> [PROBLEM DETAILS]:
Drop all images and give the records again exactly.

> [SOURCE DATA]:
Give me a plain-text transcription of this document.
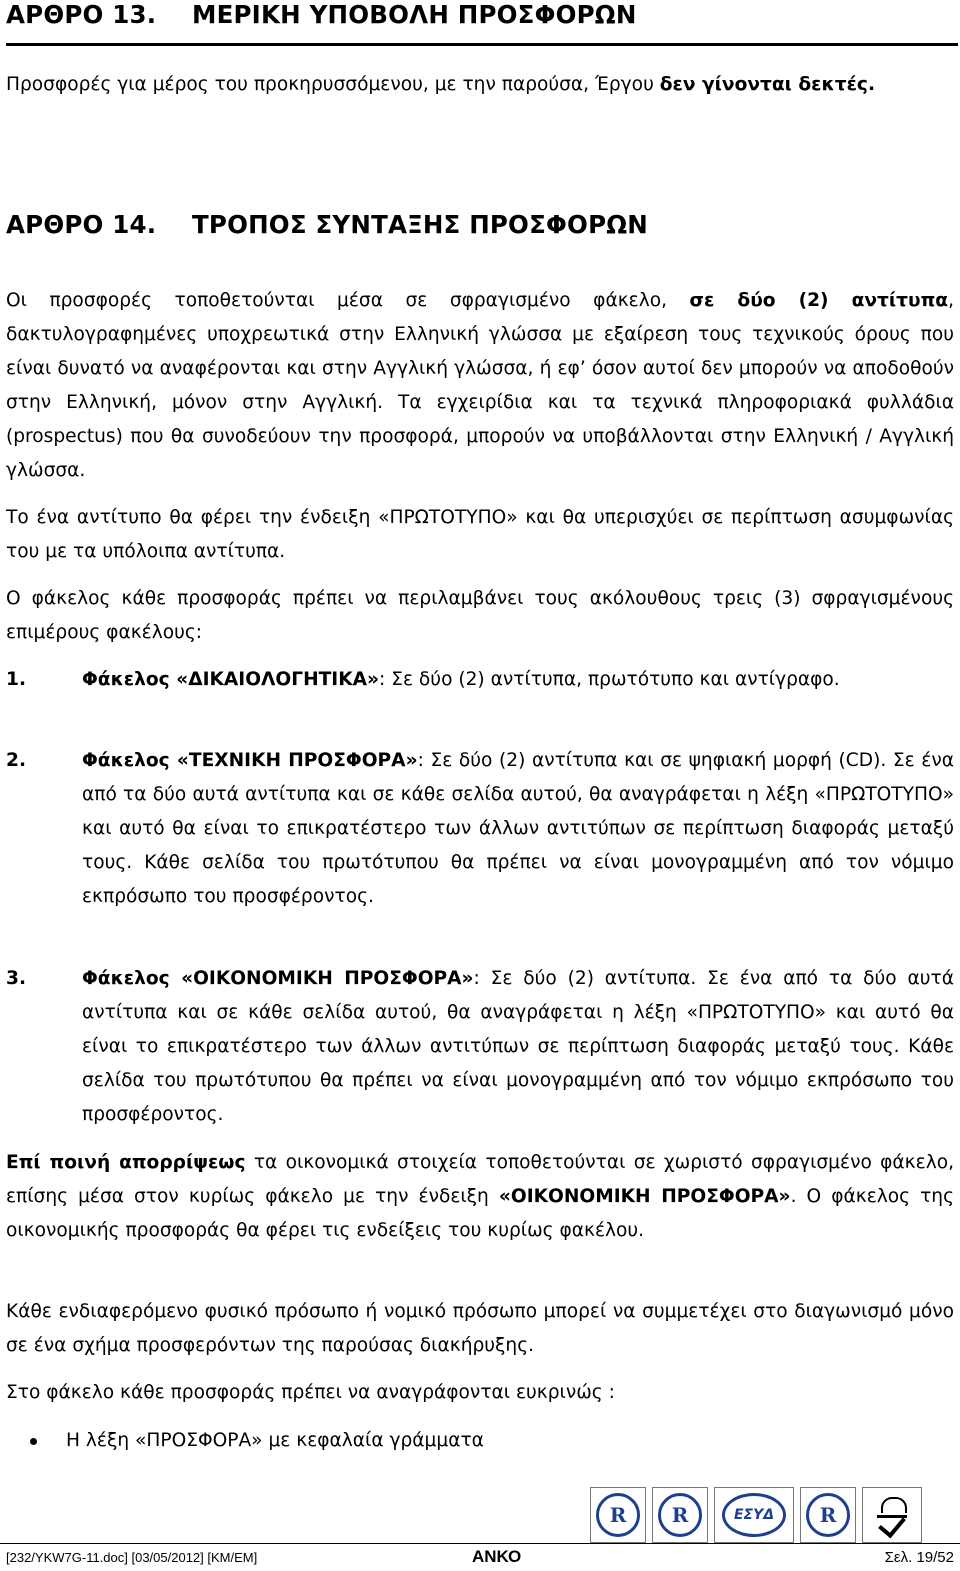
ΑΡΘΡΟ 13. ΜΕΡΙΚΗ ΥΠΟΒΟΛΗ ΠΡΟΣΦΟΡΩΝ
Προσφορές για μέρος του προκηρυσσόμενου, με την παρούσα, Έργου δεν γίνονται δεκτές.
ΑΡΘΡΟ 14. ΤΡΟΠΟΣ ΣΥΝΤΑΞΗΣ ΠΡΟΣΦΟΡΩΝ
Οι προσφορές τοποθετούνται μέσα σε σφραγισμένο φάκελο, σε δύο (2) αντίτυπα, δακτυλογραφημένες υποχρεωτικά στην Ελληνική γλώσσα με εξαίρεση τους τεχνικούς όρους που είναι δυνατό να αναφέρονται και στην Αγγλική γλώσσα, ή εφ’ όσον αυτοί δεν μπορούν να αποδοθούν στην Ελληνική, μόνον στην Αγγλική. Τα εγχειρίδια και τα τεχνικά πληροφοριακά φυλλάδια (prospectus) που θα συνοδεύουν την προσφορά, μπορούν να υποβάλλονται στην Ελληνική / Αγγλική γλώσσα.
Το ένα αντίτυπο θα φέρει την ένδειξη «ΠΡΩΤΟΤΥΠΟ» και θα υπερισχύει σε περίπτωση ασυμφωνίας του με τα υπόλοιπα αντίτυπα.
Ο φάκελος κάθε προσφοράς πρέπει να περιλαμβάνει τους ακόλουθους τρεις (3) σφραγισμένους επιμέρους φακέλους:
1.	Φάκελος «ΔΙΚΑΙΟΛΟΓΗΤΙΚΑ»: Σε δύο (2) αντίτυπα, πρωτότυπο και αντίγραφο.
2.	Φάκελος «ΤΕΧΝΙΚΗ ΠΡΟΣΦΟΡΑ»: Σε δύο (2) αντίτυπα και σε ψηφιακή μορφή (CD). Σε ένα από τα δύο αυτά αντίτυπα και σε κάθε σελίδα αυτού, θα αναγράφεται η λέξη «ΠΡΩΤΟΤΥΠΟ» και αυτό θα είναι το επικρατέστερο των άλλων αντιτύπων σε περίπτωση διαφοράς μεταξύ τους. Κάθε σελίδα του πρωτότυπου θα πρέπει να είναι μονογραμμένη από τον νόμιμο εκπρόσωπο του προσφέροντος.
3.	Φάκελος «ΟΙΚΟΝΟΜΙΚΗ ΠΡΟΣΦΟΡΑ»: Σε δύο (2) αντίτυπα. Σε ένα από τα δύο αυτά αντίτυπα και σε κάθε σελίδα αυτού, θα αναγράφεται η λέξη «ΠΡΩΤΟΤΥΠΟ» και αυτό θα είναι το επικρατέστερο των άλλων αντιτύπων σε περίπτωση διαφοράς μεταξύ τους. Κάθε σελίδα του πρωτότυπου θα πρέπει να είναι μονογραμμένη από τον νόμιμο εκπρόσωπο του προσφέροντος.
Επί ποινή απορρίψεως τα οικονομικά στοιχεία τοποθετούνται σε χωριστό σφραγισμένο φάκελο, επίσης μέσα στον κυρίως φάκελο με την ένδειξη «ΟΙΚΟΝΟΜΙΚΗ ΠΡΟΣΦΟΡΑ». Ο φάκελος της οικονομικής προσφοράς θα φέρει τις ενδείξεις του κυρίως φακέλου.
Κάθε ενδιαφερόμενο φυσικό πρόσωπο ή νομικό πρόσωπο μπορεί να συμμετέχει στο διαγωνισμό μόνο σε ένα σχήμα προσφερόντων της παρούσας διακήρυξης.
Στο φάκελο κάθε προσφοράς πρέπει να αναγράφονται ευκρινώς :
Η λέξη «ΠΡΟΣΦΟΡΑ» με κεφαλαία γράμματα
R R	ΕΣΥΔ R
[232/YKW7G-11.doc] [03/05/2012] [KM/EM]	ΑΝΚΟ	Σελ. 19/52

> [CORRECT RESULT]:
Give me a plain-text transcription of this document.
ΑΡΘΡΟ 13. ΜΕΡΙΚΗ ΥΠΟΒΟΛΗ ΠΡΟΣΦΟΡΩΝ
Προσφορές για μέρος του προκηρυσσόμενου, με την παρούσα, Έργου δεν γίνονται δεκτές.
ΑΡΘΡΟ 14. ΤΡΟΠΟΣ ΣΥΝΤΑΞΗΣ ΠΡΟΣΦΟΡΩΝ
Οι προσφορές τοποθετούνται μέσα σε σφραγισμένο φάκελο, σε δύο (2) αντίτυπα, δακτυλογραφημένες υποχρεωτικά στην Ελληνική γλώσσα με εξαίρεση τους τεχνικούς όρους που είναι δυνατό να αναφέρονται και στην Αγγλική γλώσσα, ή εφ’ όσον αυτοί δεν μπορούν να αποδοθούν στην Ελληνική, μόνον στην Αγγλική. Τα εγχειρίδια και τα τεχνικά πληροφοριακά φυλλάδια (prospectus) που θα συνοδεύουν την προσφορά, μπορούν να υποβάλλονται στην Ελληνική / Αγγλική γλώσσα.
Το ένα αντίτυπο θα φέρει την ένδειξη «ΠΡΩΤΟΤΥΠΟ» και θα υπερισχύει σε περίπτωση ασυμφωνίας του με τα υπόλοιπα αντίτυπα.
Ο φάκελος κάθε προσφοράς πρέπει να περιλαμβάνει τους ακόλουθους τρεις (3) σφραγισμένους επιμέρους φακέλους:
1.	Φάκελος «ΔΙΚΑΙΟΛΟΓΗΤΙΚΑ»: Σε δύο (2) αντίτυπα, πρωτότυπο και αντίγραφο.
2.	Φάκελος «ΤΕΧΝΙΚΗ ΠΡΟΣΦΟΡΑ»: Σε δύο (2) αντίτυπα και σε ψηφιακή μορφή (CD). Σε ένα από τα δύο αυτά αντίτυπα και σε κάθε σελίδα αυτού, θα αναγράφεται η λέξη «ΠΡΩΤΟΤΥΠΟ» και αυτό θα είναι το επικρατέστερο των άλλων αντιτύπων σε περίπτωση διαφοράς μεταξύ τους. Κάθε σελίδα του πρωτότυπου θα πρέπει να είναι μονογραμμένη από τον νόμιμο εκπρόσωπο του προσφέροντος.
3.	Φάκελος «ΟΙΚΟΝΟΜΙΚΗ ΠΡΟΣΦΟΡΑ»: Σε δύο (2) αντίτυπα. Σε ένα από τα δύο αυτά αντίτυπα και σε κάθε σελίδα αυτού, θα αναγράφεται η λέξη «ΠΡΩΤΟΤΥΠΟ» και αυτό θα είναι το επικρατέστερο των άλλων αντιτύπων σε περίπτωση διαφοράς μεταξύ τους. Κάθε σελίδα του πρωτότυπου θα πρέπει να είναι μονογραμμένη από τον νόμιμο εκπρόσωπο του προσφέροντος.
Επί ποινή απορρίψεως τα οικονομικά στοιχεία τοποθετούνται σε χωριστό σφραγισμένο φάκελο, επίσης μέσα στον κυρίως φάκελο με την ένδειξη «ΟΙΚΟΝΟΜΙΚΗ ΠΡΟΣΦΟΡΑ». Ο φάκελος της οικονομικής προσφοράς θα φέρει τις ενδείξεις του κυρίως φακέλου.
Κάθε ενδιαφερόμενο φυσικό πρόσωπο ή νομικό πρόσωπο μπορεί να συμμετέχει στο διαγωνισμό μόνο σε ένα σχήμα προσφερόντων της παρούσας διακήρυξης.
Στο φάκελο κάθε προσφοράς πρέπει να αναγράφονται ευκρινώς :
Η λέξη «ΠΡΟΣΦΟΡΑ» με κεφαλαία γράμματα
R R	ΕΣΥΔ R
[232/YKW7G-11.doc] [03/05/2012] [KM/EM]	ΑΝΚΟ	Σελ. 19/52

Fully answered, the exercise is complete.